--- REQUIRED TASK ---
Find the lines with "möchten" in them and copy them out.
==========
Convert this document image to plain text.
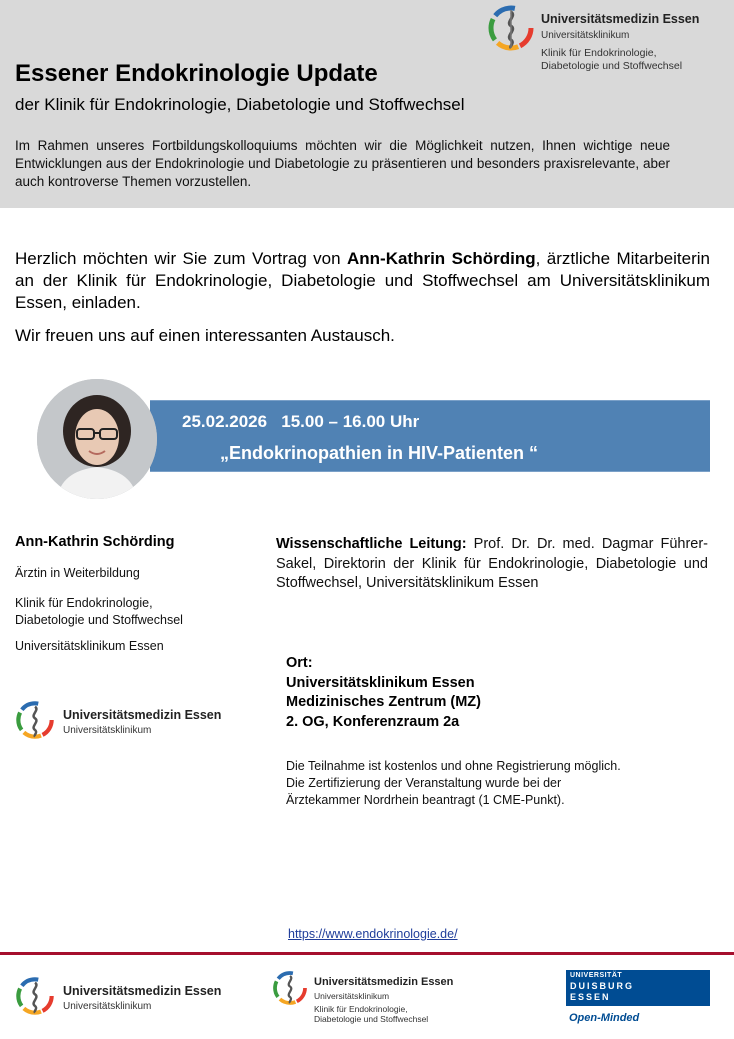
Universitätsmedizin Essen
Universitätsklinikum
Klinik für Endokrinologie,
Diabetologie und Stoffwechsel
Essener Endokrinologie Update
der Klinik für Endokrinologie, Diabetologie und Stoffwechsel

Im Rahmen unseres Fortbildungskolloquiums möchten wir die Möglichkeit nutzen, Ihnen wichtige neue Entwicklungen aus der Endokrinologie und Diabetologie zu präsentieren und besonders praxisrelevante, aber auch kontroverse Themen vorzustellen.

Herzlich möchten wir Sie zum Vortrag von Ann-Kathrin Schörding, ärztliche Mitarbeiterin an der Klinik für Endokrinologie, Diabetologie und Stoffwechsel am Universitätsklinikum Essen, einladen.

Wir freuen uns auf einen interessanten Austausch.

25.02.2026 15.00 – 16.00 Uhr
„Endokrinopathien in HIV-Patienten “
Ann-Kathrin Schörding
Ärztin in Weiterbildung
Klinik für Endokrinologie,
Diabetologie und Stoffwechsel
Universitätsklinikum Essen
Universitätsmedizin Essen
Universitätsklinikum

Wissenschaftliche Leitung: Prof. Dr. Dr. med. Dagmar Führer-Sakel, Direktorin der Klinik für Endokrinologie, Diabetologie und Stoffwechsel, Universitätsklinikum Essen

Ort:
Universitätsklinikum Essen
Medizinisches Zentrum (MZ)
2. OG, Konferenzraum 2a
Die Teilnahme ist kostenlos und ohne Registrierung möglich.
Die Zertifizierung der Veranstaltung wurde bei der
Ärztekammer Nordrhein beantragt (1 CME-Punkt).
https://www.endokrinologie.de/
Universitätsmedizin Essen
Universitätsklinikum
Universitätsmedizin Essen
Universitätsklinikum
Klinik für Endokrinologie,
Diabetologie und Stoffwechsel
UNIVERSITÄT
DUISBURG
ESSEN
Open-Minded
==========
--- EXERCISE OUTPUT ---
Im Rahmen unseres Fortbildungskolloquiums möchten wir die Möglichkeit nutzen, Ihnen wichtige neue Entwicklungen aus der Endokrinologie und Diabetologie zu präsentieren und besonders praxisrelevante, aber auch kontroverse Themen vorzustellen.
Herzlich möchten wir Sie zum Vortrag von Ann-Kathrin Schörding, ärztliche Mitarbeiterin an der Klinik für Endokrinologie, Diabetologie und Stoffwechsel am Universitätsklinikum Essen, einladen.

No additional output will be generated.